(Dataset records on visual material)
- - - - - - -

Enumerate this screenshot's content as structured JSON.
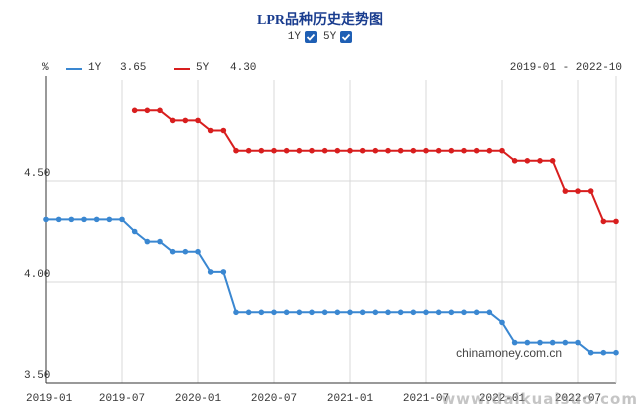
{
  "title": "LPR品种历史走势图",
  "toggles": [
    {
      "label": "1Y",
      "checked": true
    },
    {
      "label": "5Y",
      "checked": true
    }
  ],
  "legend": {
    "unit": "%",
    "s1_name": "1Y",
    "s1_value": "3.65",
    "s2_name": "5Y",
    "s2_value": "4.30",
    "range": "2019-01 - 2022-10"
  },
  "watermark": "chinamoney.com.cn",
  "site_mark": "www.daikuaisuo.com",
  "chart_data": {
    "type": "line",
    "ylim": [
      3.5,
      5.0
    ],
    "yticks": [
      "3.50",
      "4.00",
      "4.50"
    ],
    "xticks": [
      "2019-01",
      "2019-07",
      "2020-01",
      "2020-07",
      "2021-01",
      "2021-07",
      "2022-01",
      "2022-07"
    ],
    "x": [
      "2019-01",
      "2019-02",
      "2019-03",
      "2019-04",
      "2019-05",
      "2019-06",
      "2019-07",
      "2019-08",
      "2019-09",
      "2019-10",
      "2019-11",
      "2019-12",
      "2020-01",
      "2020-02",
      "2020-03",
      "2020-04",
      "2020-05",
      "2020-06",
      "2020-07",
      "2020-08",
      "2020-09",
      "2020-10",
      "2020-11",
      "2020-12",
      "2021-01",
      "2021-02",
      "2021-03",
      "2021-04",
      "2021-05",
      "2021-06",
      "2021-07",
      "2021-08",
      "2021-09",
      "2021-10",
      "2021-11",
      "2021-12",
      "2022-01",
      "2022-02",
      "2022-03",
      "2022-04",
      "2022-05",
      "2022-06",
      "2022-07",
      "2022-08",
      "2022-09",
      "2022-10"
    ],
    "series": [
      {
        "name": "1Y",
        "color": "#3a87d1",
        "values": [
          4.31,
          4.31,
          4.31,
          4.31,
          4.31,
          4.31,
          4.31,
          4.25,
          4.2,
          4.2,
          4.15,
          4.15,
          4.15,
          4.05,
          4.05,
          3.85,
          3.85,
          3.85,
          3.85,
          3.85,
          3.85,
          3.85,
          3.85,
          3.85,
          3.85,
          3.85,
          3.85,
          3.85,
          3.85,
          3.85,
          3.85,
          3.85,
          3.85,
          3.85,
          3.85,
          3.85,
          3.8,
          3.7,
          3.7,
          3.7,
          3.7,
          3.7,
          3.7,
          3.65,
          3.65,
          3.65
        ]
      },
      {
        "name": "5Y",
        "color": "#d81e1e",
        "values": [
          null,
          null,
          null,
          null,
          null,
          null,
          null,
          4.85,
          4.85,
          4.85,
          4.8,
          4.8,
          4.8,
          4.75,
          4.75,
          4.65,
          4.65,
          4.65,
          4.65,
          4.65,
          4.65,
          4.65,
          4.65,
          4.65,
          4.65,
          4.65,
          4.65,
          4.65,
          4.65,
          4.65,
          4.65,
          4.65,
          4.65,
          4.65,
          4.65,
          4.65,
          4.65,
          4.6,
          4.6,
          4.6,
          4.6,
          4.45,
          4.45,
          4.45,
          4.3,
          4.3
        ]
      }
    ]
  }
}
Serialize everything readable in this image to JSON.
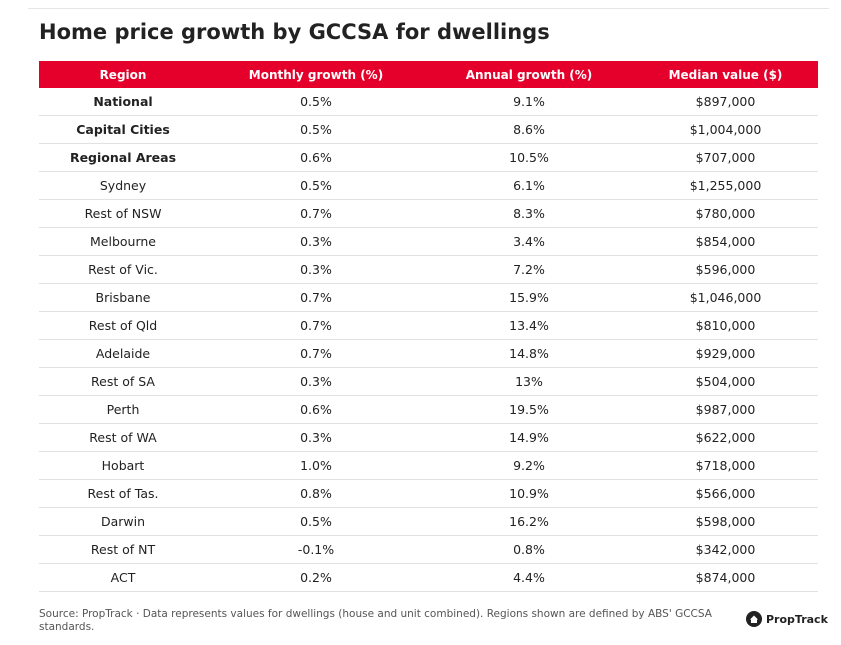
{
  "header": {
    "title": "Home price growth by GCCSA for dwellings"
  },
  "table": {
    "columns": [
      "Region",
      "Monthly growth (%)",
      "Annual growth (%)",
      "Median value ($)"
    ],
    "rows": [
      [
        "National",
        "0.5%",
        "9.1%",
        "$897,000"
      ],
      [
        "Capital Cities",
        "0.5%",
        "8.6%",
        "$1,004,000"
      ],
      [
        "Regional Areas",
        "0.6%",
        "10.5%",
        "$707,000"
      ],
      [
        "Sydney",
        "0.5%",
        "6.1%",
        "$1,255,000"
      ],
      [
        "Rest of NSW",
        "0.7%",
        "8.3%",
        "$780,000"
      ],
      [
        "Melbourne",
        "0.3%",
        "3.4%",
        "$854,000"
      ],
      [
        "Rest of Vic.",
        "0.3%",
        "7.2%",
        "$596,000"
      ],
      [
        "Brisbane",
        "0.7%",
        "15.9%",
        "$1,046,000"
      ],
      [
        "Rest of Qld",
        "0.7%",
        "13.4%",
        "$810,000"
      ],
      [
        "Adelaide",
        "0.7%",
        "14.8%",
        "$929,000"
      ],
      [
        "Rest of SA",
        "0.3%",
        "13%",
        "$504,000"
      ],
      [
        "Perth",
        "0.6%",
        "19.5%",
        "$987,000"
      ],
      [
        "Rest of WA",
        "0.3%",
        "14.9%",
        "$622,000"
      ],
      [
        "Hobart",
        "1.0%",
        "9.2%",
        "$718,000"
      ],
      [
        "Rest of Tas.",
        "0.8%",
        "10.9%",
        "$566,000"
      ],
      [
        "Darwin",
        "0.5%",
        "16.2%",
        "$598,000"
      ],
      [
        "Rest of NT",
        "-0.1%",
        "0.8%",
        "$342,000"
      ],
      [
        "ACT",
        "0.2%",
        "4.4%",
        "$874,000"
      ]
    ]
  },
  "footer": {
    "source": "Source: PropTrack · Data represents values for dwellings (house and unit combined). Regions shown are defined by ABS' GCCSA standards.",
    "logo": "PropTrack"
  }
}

- - - - - - -

EXERCISE TASK —
The data above needs to be retyped exactly, with the images left out.

ANSWER —
Enumerate this screenshot's content as structured JSON.
{
  "title": "LPR品种历史走势图",
  "toggles": [
    {
      "label": "1Y",
      "checked": true
    },
    {
      "label": "5Y",
      "checked": true
    }
  ],
  "legend": {
    "unit": "%",
    "s1_name": "1Y",
    "s1_value": "3.65",
    "s2_name": "5Y",
    "s2_value": "4.30",
    "range": "2019-01 - 2022-10"
  },
  "watermark": "chinamoney.com.cn",
  "site_mark": "www.daikuaisuo.com",
  "chart_data": {
    "type": "line",
    "ylim": [
      3.5,
      5.0
    ],
    "yticks": [
      "3.50",
      "4.00",
      "4.50"
    ],
    "xticks": [
      "2019-01",
      "2019-07",
      "2020-01",
      "2020-07",
      "2021-01",
      "2021-07",
      "2022-01",
      "2022-07"
    ],
    "x": [
      "2019-01",
      "2019-02",
      "2019-03",
      "2019-04",
      "2019-05",
      "2019-06",
      "2019-07",
      "2019-08",
      "2019-09",
      "2019-10",
      "2019-11",
      "2019-12",
      "2020-01",
      "2020-02",
      "2020-03",
      "2020-04",
      "2020-05",
      "2020-06",
      "2020-07",
      "2020-08",
      "2020-09",
      "2020-10",
      "2020-11",
      "2020-12",
      "2021-01",
      "2021-02",
      "2021-03",
      "2021-04",
      "2021-05",
      "2021-06",
      "2021-07",
      "2021-08",
      "2021-09",
      "2021-10",
      "2021-11",
      "2021-12",
      "2022-01",
      "2022-02",
      "2022-03",
      "2022-04",
      "2022-05",
      "2022-06",
      "2022-07",
      "2022-08",
      "2022-09",
      "2022-10"
    ],
    "series": [
      {
        "name": "1Y",
        "color": "#3a87d1",
        "values": [
          4.31,
          4.31,
          4.31,
          4.31,
          4.31,
          4.31,
          4.31,
          4.25,
          4.2,
          4.2,
          4.15,
          4.15,
          4.15,
          4.05,
          4.05,
          3.85,
          3.85,
          3.85,
          3.85,
          3.85,
          3.85,
          3.85,
          3.85,
          3.85,
          3.85,
          3.85,
          3.85,
          3.85,
          3.85,
          3.85,
          3.85,
          3.85,
          3.85,
          3.85,
          3.85,
          3.85,
          3.8,
          3.7,
          3.7,
          3.7,
          3.7,
          3.7,
          3.7,
          3.65,
          3.65,
          3.65
        ]
      },
      {
        "name": "5Y",
        "color": "#d81e1e",
        "values": [
          null,
          null,
          null,
          null,
          null,
          null,
          null,
          4.85,
          4.85,
          4.85,
          4.8,
          4.8,
          4.8,
          4.75,
          4.75,
          4.65,
          4.65,
          4.65,
          4.65,
          4.65,
          4.65,
          4.65,
          4.65,
          4.65,
          4.65,
          4.65,
          4.65,
          4.65,
          4.65,
          4.65,
          4.65,
          4.65,
          4.65,
          4.65,
          4.65,
          4.65,
          4.65,
          4.6,
          4.6,
          4.6,
          4.6,
          4.45,
          4.45,
          4.45,
          4.3,
          4.3
        ]
      }
    ]
  }
}
Serialize everything readable in this image to JSON.
{
  "header": {
    "title": "Home price growth by GCCSA for dwellings"
  },
  "table": {
    "columns": [
      "Region",
      "Monthly growth (%)",
      "Annual growth (%)",
      "Median value ($)"
    ],
    "rows": [
      [
        "National",
        "0.5%",
        "9.1%",
        "$897,000"
      ],
      [
        "Capital Cities",
        "0.5%",
        "8.6%",
        "$1,004,000"
      ],
      [
        "Regional Areas",
        "0.6%",
        "10.5%",
        "$707,000"
      ],
      [
        "Sydney",
        "0.5%",
        "6.1%",
        "$1,255,000"
      ],
      [
        "Rest of NSW",
        "0.7%",
        "8.3%",
        "$780,000"
      ],
      [
        "Melbourne",
        "0.3%",
        "3.4%",
        "$854,000"
      ],
      [
        "Rest of Vic.",
        "0.3%",
        "7.2%",
        "$596,000"
      ],
      [
        "Brisbane",
        "0.7%",
        "15.9%",
        "$1,046,000"
      ],
      [
        "Rest of Qld",
        "0.7%",
        "13.4%",
        "$810,000"
      ],
      [
        "Adelaide",
        "0.7%",
        "14.8%",
        "$929,000"
      ],
      [
        "Rest of SA",
        "0.3%",
        "13%",
        "$504,000"
      ],
      [
        "Perth",
        "0.6%",
        "19.5%",
        "$987,000"
      ],
      [
        "Rest of WA",
        "0.3%",
        "14.9%",
        "$622,000"
      ],
      [
        "Hobart",
        "1.0%",
        "9.2%",
        "$718,000"
      ],
      [
        "Rest of Tas.",
        "0.8%",
        "10.9%",
        "$566,000"
      ],
      [
        "Darwin",
        "0.5%",
        "16.2%",
        "$598,000"
      ],
      [
        "Rest of NT",
        "-0.1%",
        "0.8%",
        "$342,000"
      ],
      [
        "ACT",
        "0.2%",
        "4.4%",
        "$874,000"
      ]
    ]
  },
  "footer": {
    "source": "Source: PropTrack · Data represents values for dwellings (house and unit combined). Regions shown are defined by ABS' GCCSA standards.",
    "logo": "PropTrack"
  }
}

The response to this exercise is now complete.